#### WHAT TO WORK ON
Look below for the line with "Give me a plain-text". Extract that line and each one after it through the last, word for word.
═════ STORED ROWS ═════
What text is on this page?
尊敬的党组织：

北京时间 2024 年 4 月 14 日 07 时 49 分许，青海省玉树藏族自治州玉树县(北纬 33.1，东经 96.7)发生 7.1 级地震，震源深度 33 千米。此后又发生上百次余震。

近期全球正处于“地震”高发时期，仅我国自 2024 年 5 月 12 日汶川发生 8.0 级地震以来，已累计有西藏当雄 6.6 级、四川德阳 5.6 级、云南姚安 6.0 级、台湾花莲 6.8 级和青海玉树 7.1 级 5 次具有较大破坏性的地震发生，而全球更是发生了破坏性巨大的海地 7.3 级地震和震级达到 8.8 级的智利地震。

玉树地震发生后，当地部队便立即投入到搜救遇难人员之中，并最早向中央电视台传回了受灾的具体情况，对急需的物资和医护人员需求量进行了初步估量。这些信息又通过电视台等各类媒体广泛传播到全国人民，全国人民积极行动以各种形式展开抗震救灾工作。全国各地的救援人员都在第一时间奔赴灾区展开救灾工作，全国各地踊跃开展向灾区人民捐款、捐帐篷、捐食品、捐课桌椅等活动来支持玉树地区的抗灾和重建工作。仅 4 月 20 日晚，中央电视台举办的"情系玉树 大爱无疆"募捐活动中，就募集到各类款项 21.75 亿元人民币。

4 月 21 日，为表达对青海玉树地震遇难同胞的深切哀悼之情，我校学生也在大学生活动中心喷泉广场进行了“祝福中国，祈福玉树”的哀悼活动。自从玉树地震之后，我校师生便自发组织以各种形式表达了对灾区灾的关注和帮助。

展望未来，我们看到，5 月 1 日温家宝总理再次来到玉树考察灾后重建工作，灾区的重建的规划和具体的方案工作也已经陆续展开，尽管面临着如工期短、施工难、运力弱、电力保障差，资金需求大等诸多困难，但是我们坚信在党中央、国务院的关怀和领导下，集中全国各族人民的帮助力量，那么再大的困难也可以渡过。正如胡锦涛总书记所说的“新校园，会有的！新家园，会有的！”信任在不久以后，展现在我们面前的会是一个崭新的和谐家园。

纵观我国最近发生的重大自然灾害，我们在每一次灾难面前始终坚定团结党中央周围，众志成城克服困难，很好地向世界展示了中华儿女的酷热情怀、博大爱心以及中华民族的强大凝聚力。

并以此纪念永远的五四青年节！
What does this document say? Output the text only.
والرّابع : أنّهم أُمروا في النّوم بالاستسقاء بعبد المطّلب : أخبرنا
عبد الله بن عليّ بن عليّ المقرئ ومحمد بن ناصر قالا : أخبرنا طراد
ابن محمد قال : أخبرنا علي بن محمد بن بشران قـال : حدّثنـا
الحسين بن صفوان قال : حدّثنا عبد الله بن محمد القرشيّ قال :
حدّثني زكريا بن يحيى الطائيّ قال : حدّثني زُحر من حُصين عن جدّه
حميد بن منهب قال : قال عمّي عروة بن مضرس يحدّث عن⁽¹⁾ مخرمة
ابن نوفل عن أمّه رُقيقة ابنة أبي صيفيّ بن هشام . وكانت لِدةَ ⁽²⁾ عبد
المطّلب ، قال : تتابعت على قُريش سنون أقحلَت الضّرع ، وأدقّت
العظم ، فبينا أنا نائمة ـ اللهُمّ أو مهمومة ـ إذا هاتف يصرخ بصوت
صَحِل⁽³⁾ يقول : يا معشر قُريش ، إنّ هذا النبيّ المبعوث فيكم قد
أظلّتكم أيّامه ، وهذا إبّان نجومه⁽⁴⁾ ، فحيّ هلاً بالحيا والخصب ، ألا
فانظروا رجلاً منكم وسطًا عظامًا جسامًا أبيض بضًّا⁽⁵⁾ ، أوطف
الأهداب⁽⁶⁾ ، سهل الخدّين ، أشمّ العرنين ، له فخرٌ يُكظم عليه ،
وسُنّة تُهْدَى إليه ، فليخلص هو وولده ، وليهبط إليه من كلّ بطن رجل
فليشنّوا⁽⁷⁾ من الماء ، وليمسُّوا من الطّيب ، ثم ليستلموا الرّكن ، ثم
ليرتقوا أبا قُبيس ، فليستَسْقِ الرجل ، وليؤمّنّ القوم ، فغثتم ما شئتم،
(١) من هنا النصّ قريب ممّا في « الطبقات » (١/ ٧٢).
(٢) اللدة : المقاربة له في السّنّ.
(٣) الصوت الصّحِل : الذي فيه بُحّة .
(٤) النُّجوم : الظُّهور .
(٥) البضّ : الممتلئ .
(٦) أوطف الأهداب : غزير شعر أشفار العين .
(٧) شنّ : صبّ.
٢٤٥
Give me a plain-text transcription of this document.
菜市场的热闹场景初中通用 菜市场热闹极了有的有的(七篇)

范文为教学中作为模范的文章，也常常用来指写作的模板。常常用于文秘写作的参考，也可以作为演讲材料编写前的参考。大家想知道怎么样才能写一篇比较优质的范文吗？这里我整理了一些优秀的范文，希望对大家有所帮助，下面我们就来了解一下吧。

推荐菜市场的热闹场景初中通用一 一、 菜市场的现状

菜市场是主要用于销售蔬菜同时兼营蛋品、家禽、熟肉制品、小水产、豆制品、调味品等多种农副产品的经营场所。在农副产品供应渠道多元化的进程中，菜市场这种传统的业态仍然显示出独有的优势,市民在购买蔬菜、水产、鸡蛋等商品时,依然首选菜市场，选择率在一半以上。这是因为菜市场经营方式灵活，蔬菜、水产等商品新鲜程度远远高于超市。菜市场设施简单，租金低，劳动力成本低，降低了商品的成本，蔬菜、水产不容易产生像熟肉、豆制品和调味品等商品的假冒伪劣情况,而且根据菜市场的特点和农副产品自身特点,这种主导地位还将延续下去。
═════
#### SOLUTION FOR THIS PROBLEM
Give me a plain-text transcription of this document.
菜市场的热闹场景初中通用 菜市场热闹极了有的有的(七篇)

范文为教学中作为模范的文章，也常常用来指写作的模板。常常用于文秘写作的参考，也可以作为演讲材料编写前的参考。大家想知道怎么样才能写一篇比较优质的范文吗？这里我整理了一些优秀的范文，希望对大家有所帮助，下面我们就来了解一下吧。

推荐菜市场的热闹场景初中通用一 一、 菜市场的现状

菜市场是主要用于销售蔬菜同时兼营蛋品、家禽、熟肉制品、小水产、豆制品、调味品等多种农副产品的经营场所。在农副产品供应渠道多元化的进程中，菜市场这种传统的业态仍然显示出独有的优势,市民在购买蔬菜、水产、鸡蛋等商品时,依然首选菜市场，选择率在一半以上。这是因为菜市场经营方式灵活，蔬菜、水产等商品新鲜程度远远高于超市。菜市场设施简单，租金低，劳动力成本低，降低了商品的成本，蔬菜、水产不容易产生像熟肉、豆制品和调味品等商品的假冒伪劣情况,而且根据菜市场的特点和农副产品自身特点,这种主导地位还将延续下去。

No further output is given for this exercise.